START Excerpted records
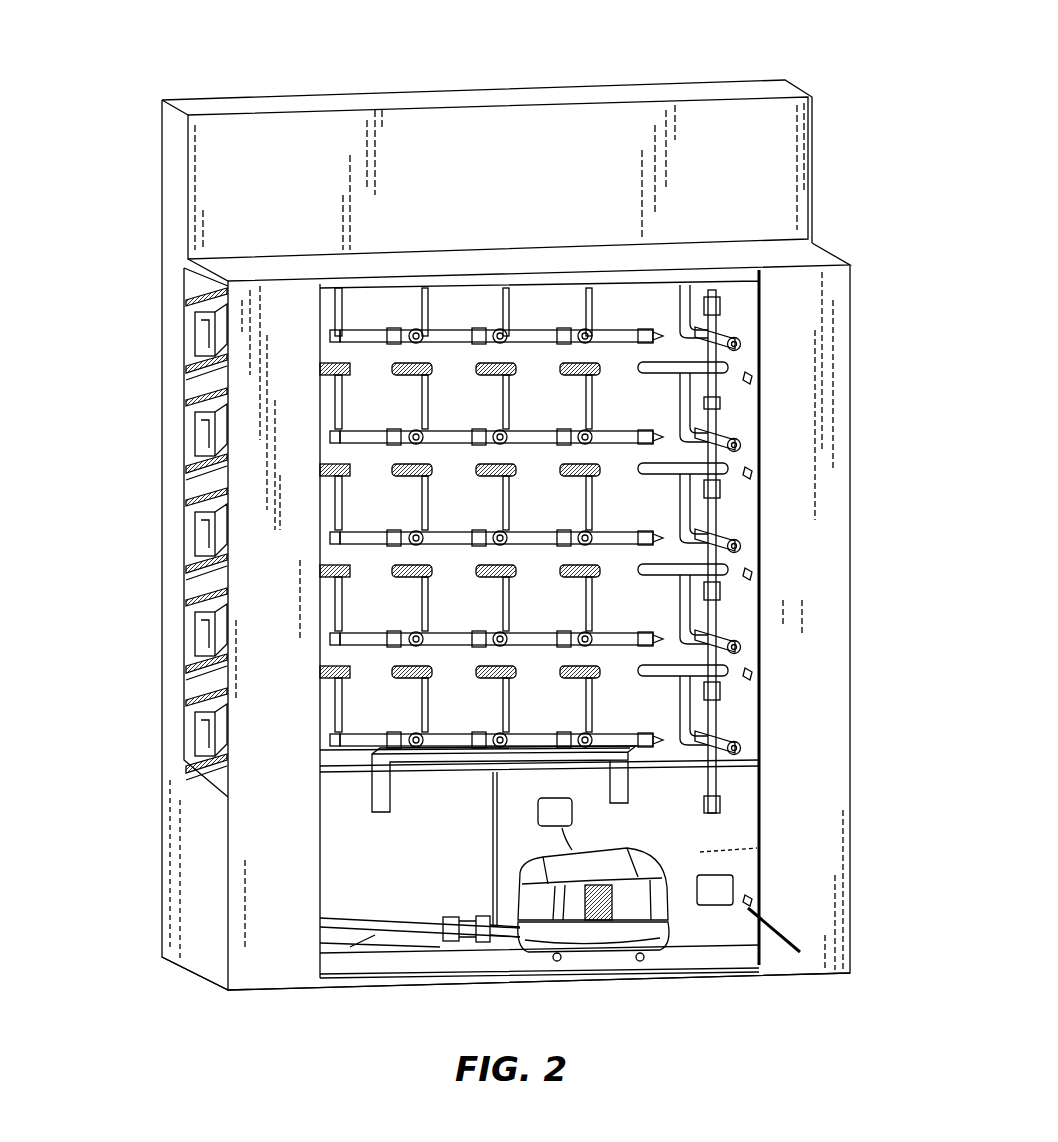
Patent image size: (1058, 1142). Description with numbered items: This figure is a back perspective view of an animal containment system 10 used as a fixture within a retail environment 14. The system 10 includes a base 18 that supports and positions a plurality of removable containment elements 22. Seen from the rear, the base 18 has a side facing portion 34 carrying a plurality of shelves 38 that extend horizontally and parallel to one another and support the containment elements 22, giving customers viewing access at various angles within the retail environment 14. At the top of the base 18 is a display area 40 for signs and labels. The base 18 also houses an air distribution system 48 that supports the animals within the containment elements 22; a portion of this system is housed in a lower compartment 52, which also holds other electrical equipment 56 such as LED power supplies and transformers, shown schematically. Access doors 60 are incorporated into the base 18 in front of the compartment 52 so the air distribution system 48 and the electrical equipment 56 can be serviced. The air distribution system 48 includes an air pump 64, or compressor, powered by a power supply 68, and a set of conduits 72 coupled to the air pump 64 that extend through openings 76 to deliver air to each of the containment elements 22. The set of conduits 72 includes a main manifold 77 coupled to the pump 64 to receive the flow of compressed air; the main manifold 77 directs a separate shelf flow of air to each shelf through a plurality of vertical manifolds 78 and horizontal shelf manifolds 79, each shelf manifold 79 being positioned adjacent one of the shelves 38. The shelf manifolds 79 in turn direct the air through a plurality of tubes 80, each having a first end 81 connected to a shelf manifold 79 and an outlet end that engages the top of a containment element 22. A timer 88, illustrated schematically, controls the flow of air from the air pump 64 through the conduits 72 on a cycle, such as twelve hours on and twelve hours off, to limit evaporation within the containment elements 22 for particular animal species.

The animal containment system 10 is at (120, 75).
The retail environment 14 is at (68, 584).
The base 18 is at (150, 845).
The removable containment elements 22 is at (187, 425).
The side facing portion 34 is at (185, 512).
The shelves 38 is at (185, 680).
The display area 40 is at (238, 172).
The air distribution system 48 is at (440, 838).
The lower compartment 52 is at (748, 850).
The other electrical equipment 56 is at (735, 895).
The access doors 60 is at (362, 872).
The air pump 64 is at (520, 900).
The power supply 68 is at (795, 940).
The set of conduits 72 is at (368, 945).
The openings 76 is at (390, 440).
The main manifold 77 is at (447, 942).
The vertical manifolds 78 is at (750, 390).
The horizontal shelf manifolds 79 is at (386, 437).
The tubes 80 is at (515, 605).
The first end 81 is at (500, 333).
The timer 88 is at (572, 812).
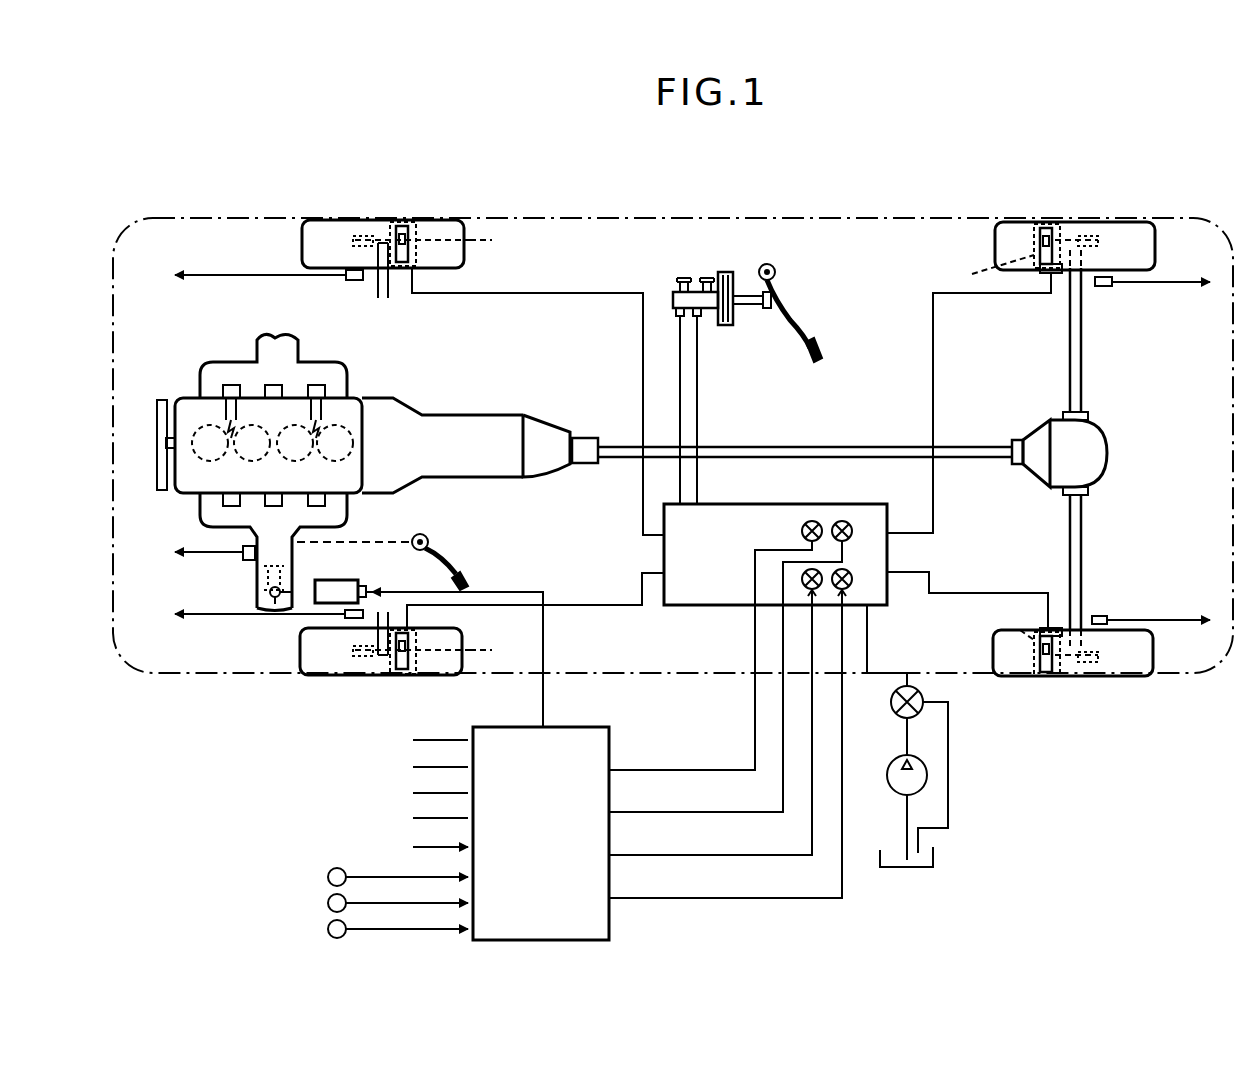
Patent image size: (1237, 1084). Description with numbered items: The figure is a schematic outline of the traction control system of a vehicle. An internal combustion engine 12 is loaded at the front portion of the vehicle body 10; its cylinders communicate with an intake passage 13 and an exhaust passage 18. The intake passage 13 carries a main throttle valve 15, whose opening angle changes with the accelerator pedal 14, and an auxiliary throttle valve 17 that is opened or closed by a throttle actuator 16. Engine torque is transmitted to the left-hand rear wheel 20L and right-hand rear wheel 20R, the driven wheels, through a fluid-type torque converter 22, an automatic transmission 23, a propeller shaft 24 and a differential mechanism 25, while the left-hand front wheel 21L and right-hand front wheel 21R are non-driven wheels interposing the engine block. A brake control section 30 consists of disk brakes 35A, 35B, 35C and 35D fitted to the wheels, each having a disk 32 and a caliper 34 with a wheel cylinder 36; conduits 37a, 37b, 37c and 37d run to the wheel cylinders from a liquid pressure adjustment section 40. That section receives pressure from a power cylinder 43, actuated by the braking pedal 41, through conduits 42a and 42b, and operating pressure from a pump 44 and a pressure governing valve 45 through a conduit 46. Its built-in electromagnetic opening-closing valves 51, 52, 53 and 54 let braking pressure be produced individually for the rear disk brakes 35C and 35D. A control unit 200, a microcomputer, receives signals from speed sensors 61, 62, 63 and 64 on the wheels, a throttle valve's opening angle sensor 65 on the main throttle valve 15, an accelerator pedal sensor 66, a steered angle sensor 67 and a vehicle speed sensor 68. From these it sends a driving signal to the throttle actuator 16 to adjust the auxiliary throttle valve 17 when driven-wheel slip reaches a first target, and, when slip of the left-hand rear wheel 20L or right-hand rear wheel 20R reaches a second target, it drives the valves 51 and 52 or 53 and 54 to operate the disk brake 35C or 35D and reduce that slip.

The body 10 is at (215, 218).
The internal combustion engine 12 is at (185, 392).
The intake passage 13 is at (213, 527).
The accelerator pedal 14 is at (432, 521).
The main throttle valve 15 is at (292, 566).
The throttle actuator 16 is at (340, 588).
The auxiliary throttle valve 17 is at (257, 592).
The exhaust passage 18 is at (298, 345).
The right-hand rear wheel 20R is at (995, 240).
The left-hand rear wheel 20L is at (993, 645).
The right-hand front wheel 21R is at (302, 237).
The left-hand front wheel 21L is at (300, 645).
The fluid-type torque converter 22 is at (393, 405).
The automatic transmission 23 is at (498, 476).
The propeller shaft 24 is at (618, 445).
The differential mechanism 25 is at (1093, 430).
The brake control section 30 is at (744, 492).
The disk 32 is at (362, 236).
The caliper 34 is at (717, 450).
The disk brake 35A is at (400, 707).
The disk brake 35B is at (435, 186).
The disk brake 35C is at (1102, 712).
The disk brake 35D is at (1100, 186).
The wheel cylinder 36 is at (752, 445).
The conduit 37a is at (597, 605).
The conduit 37b is at (582, 293).
The conduit 37c is at (983, 593).
The conduit 37d is at (933, 320).
The liquid pressure adjustment section 40 is at (783, 504).
The braking pedal 41 is at (800, 322).
The conduit 42a is at (697, 356).
The conduit 42b is at (683, 385).
The power cylinder 43 is at (673, 298).
The pump 44 is at (890, 785).
The pressure governing valve 45 is at (891, 700).
The conduit 46 is at (867, 618).
The electromagnetic opening-closing valve 51 is at (852, 577).
The electromagnetic opening-closing valve 52 is at (802, 578).
The electromagnetic opening-closing valve 53 is at (850, 521).
The electromagnetic opening-closing valve 54 is at (812, 521).
The speed sensor 61 is at (363, 610).
The speed sensor 62 is at (354, 281).
The speed sensor 63 is at (1100, 614).
The speed sensor 64 is at (1104, 287).
The throttle valve's opening angle sensor 65 is at (240, 556).
The accelerator pedal sensor 66 is at (328, 876).
The steered angle sensor 67 is at (328, 902).
The vehicle speed sensor 68 is at (328, 928).
The control unit 200 is at (590, 727).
END Excerpted records
What you are asked to do => Please give the listing above again with "Patent image size" swapped for "Figure dimensions" everywhere and everything else unchanged. Omit the pictures from your answer.

Solution to this task =>
Figure dimensions: (1058, 1142). Description with numbered items: This figure is a back perspective view of an animal containment system 10 used as a fixture within a retail environment 14. The system 10 includes a base 18 that supports and positions a plurality of removable containment elements 22. Seen from the rear, the base 18 has a side facing portion 34 carrying a plurality of shelves 38 that extend horizontally and parallel to one another and support the containment elements 22, giving customers viewing access at various angles within the retail environment 14. At the top of the base 18 is a display area 40 for signs and labels. The base 18 also houses an air distribution system 48 that supports the animals within the containment elements 22; a portion of this system is housed in a lower compartment 52, which also holds other electrical equipment 56 such as LED power supplies and transformers, shown schematically. Access doors 60 are incorporated into the base 18 in front of the compartment 52 so the air distribution system 48 and the electrical equipment 56 can be serviced. The air distribution system 48 includes an air pump 64, or compressor, powered by a power supply 68, and a set of conduits 72 coupled to the air pump 64 that extend through openings 76 to deliver air to each of the containment elements 22. The set of conduits 72 includes a main manifold 77 coupled to the pump 64 to receive the flow of compressed air; the main manifold 77 directs a separate shelf flow of air to each shelf through a plurality of vertical manifolds 78 and horizontal shelf manifolds 79, each shelf manifold 79 being positioned adjacent one of the shelves 38. The shelf manifolds 79 in turn direct the air through a plurality of tubes 80, each having a first end 81 connected to a shelf manifold 79 and an outlet end that engages the top of a containment element 22. A timer 88, illustrated schematically, controls the flow of air from the air pump 64 through the conduits 72 on a cycle, such as twelve hours on and twelve hours off, to limit evaporation within the containment elements 22 for particular animal species.

The animal containment system 10 is at (120, 75).
The retail environment 14 is at (68, 584).
The base 18 is at (150, 845).
The removable containment elements 22 is at (187, 425).
The side facing portion 34 is at (185, 512).
The shelves 38 is at (185, 680).
The display area 40 is at (238, 172).
The air distribution system 48 is at (440, 838).
The lower compartment 52 is at (748, 850).
The other electrical equipment 56 is at (735, 895).
The access doors 60 is at (362, 872).
The air pump 64 is at (520, 900).
The power supply 68 is at (795, 940).
The set of conduits 72 is at (368, 945).
The openings 76 is at (390, 440).
The main manifold 77 is at (447, 942).
The vertical manifolds 78 is at (750, 390).
The horizontal shelf manifolds 79 is at (386, 437).
The tubes 80 is at (515, 605).
The first end 81 is at (500, 333).
The timer 88 is at (572, 812).
Figure dimensions: (1237, 1084). Description with numbered items: The figure is a schematic outline of the traction control system of a vehicle. An internal combustion engine 12 is loaded at the front portion of the vehicle body 10; its cylinders communicate with an intake passage 13 and an exhaust passage 18. The intake passage 13 carries a main throttle valve 15, whose opening angle changes with the accelerator pedal 14, and an auxiliary throttle valve 17 that is opened or closed by a throttle actuator 16. Engine torque is transmitted to the left-hand rear wheel 20L and right-hand rear wheel 20R, the driven wheels, through a fluid-type torque converter 22, an automatic transmission 23, a propeller shaft 24 and a differential mechanism 25, while the left-hand front wheel 21L and right-hand front wheel 21R are non-driven wheels interposing the engine block. A brake control section 30 consists of disk brakes 35A, 35B, 35C and 35D fitted to the wheels, each having a disk 32 and a caliper 34 with a wheel cylinder 36; conduits 37a, 37b, 37c and 37d run to the wheel cylinders from a liquid pressure adjustment section 40. That section receives pressure from a power cylinder 43, actuated by the braking pedal 41, through conduits 42a and 42b, and operating pressure from a pump 44 and a pressure governing valve 45 through a conduit 46. Its built-in electromagnetic opening-closing valves 51, 52, 53 and 54 let braking pressure be produced individually for the rear disk brakes 35C and 35D. A control unit 200, a microcomputer, receives signals from speed sensors 61, 62, 63 and 64 on the wheels, a throttle valve's opening angle sensor 65 on the main throttle valve 15, an accelerator pedal sensor 66, a steered angle sensor 67 and a vehicle speed sensor 68. From these it sends a driving signal to the throttle actuator 16 to adjust the auxiliary throttle valve 17 when driven-wheel slip reaches a first target, and, when slip of the left-hand rear wheel 20L or right-hand rear wheel 20R reaches a second target, it drives the valves 51 and 52 or 53 and 54 to operate the disk brake 35C or 35D and reduce that slip.

The body 10 is at (215, 218).
The internal combustion engine 12 is at (185, 392).
The intake passage 13 is at (213, 527).
The accelerator pedal 14 is at (432, 521).
The main throttle valve 15 is at (292, 566).
The throttle actuator 16 is at (340, 588).
The auxiliary throttle valve 17 is at (257, 592).
The exhaust passage 18 is at (298, 345).
The right-hand rear wheel 20R is at (995, 240).
The left-hand rear wheel 20L is at (993, 645).
The right-hand front wheel 21R is at (302, 237).
The left-hand front wheel 21L is at (300, 645).
The fluid-type torque converter 22 is at (393, 405).
The automatic transmission 23 is at (498, 476).
The propeller shaft 24 is at (618, 445).
The differential mechanism 25 is at (1093, 430).
The brake control section 30 is at (744, 492).
The disk 32 is at (362, 236).
The caliper 34 is at (717, 450).
The disk brake 35A is at (400, 707).
The disk brake 35B is at (435, 186).
The disk brake 35C is at (1102, 712).
The disk brake 35D is at (1100, 186).
The wheel cylinder 36 is at (752, 445).
The conduit 37a is at (597, 605).
The conduit 37b is at (582, 293).
The conduit 37c is at (983, 593).
The conduit 37d is at (933, 320).
The liquid pressure adjustment section 40 is at (783, 504).
The braking pedal 41 is at (800, 322).
The conduit 42a is at (697, 356).
The conduit 42b is at (683, 385).
The power cylinder 43 is at (673, 298).
The pump 44 is at (890, 785).
The pressure governing valve 45 is at (891, 700).
The conduit 46 is at (867, 618).
The electromagnetic opening-closing valve 51 is at (852, 577).
The electromagnetic opening-closing valve 52 is at (802, 578).
The electromagnetic opening-closing valve 53 is at (850, 521).
The electromagnetic opening-closing valve 54 is at (812, 521).
The speed sensor 61 is at (363, 610).
The speed sensor 62 is at (354, 281).
The speed sensor 63 is at (1100, 614).
The speed sensor 64 is at (1104, 287).
The throttle valve's opening angle sensor 65 is at (240, 556).
The accelerator pedal sensor 66 is at (328, 876).
The steered angle sensor 67 is at (328, 902).
The vehicle speed sensor 68 is at (328, 928).
The control unit 200 is at (590, 727).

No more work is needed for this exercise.